++++ INPUT DATA ++++

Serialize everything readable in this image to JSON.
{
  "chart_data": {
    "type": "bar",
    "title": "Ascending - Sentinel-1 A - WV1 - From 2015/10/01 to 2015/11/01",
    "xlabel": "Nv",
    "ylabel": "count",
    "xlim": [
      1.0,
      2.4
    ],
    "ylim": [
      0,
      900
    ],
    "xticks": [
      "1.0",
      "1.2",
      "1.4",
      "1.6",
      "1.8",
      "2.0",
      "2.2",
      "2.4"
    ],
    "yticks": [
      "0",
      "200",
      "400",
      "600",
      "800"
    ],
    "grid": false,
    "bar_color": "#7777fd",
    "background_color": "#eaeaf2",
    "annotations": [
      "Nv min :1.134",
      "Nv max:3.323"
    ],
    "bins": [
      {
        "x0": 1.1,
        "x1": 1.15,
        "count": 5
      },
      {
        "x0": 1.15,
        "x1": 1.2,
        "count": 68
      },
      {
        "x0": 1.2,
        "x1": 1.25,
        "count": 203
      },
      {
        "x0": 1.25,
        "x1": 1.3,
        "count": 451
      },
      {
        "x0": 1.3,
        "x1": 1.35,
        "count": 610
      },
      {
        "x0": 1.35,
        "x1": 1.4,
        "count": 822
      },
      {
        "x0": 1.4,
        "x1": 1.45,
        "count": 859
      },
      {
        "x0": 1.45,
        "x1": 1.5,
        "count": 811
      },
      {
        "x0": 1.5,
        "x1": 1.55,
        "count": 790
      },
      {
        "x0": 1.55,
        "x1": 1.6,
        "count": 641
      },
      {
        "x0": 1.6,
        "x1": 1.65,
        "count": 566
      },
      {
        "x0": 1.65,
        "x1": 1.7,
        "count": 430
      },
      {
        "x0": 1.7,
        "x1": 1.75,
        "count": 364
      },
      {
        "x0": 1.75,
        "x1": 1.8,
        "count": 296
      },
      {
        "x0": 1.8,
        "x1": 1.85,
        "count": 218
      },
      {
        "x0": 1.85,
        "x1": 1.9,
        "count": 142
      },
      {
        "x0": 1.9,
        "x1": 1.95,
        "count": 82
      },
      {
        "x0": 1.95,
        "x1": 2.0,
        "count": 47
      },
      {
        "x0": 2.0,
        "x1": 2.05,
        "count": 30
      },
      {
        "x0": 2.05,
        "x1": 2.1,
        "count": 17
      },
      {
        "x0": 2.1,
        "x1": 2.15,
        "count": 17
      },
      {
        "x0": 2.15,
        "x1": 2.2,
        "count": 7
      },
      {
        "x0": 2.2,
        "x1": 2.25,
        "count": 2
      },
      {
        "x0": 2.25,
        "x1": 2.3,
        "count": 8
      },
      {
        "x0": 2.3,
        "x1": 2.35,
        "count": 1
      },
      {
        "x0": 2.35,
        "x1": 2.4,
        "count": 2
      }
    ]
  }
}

++++

— WORK TO DO —
Provide an exact reproduction of all the entries shown above.

— WRITTEN RESPONSE —
Serialize everything readable in this image to JSON.
{
  "chart_data": {
    "type": "bar",
    "title": "Ascending - Sentinel-1 A - WV1 - From 2015/10/01 to 2015/11/01",
    "xlabel": "Nv",
    "ylabel": "count",
    "xlim": [
      1.0,
      2.4
    ],
    "ylim": [
      0,
      900
    ],
    "xticks": [
      "1.0",
      "1.2",
      "1.4",
      "1.6",
      "1.8",
      "2.0",
      "2.2",
      "2.4"
    ],
    "yticks": [
      "0",
      "200",
      "400",
      "600",
      "800"
    ],
    "grid": false,
    "bar_color": "#7777fd",
    "background_color": "#eaeaf2",
    "annotations": [
      "Nv min :1.134",
      "Nv max:3.323"
    ],
    "bins": [
      {
        "x0": 1.1,
        "x1": 1.15,
        "count": 5
      },
      {
        "x0": 1.15,
        "x1": 1.2,
        "count": 68
      },
      {
        "x0": 1.2,
        "x1": 1.25,
        "count": 203
      },
      {
        "x0": 1.25,
        "x1": 1.3,
        "count": 451
      },
      {
        "x0": 1.3,
        "x1": 1.35,
        "count": 610
      },
      {
        "x0": 1.35,
        "x1": 1.4,
        "count": 822
      },
      {
        "x0": 1.4,
        "x1": 1.45,
        "count": 859
      },
      {
        "x0": 1.45,
        "x1": 1.5,
        "count": 811
      },
      {
        "x0": 1.5,
        "x1": 1.55,
        "count": 790
      },
      {
        "x0": 1.55,
        "x1": 1.6,
        "count": 641
      },
      {
        "x0": 1.6,
        "x1": 1.65,
        "count": 566
      },
      {
        "x0": 1.65,
        "x1": 1.7,
        "count": 430
      },
      {
        "x0": 1.7,
        "x1": 1.75,
        "count": 364
      },
      {
        "x0": 1.75,
        "x1": 1.8,
        "count": 296
      },
      {
        "x0": 1.8,
        "x1": 1.85,
        "count": 218
      },
      {
        "x0": 1.85,
        "x1": 1.9,
        "count": 142
      },
      {
        "x0": 1.9,
        "x1": 1.95,
        "count": 82
      },
      {
        "x0": 1.95,
        "x1": 2.0,
        "count": 47
      },
      {
        "x0": 2.0,
        "x1": 2.05,
        "count": 30
      },
      {
        "x0": 2.05,
        "x1": 2.1,
        "count": 17
      },
      {
        "x0": 2.1,
        "x1": 2.15,
        "count": 17
      },
      {
        "x0": 2.15,
        "x1": 2.2,
        "count": 7
      },
      {
        "x0": 2.2,
        "x1": 2.25,
        "count": 2
      },
      {
        "x0": 2.25,
        "x1": 2.3,
        "count": 8
      },
      {
        "x0": 2.3,
        "x1": 2.35,
        "count": 1
      },
      {
        "x0": 2.35,
        "x1": 2.4,
        "count": 2
      }
    ]
  }
}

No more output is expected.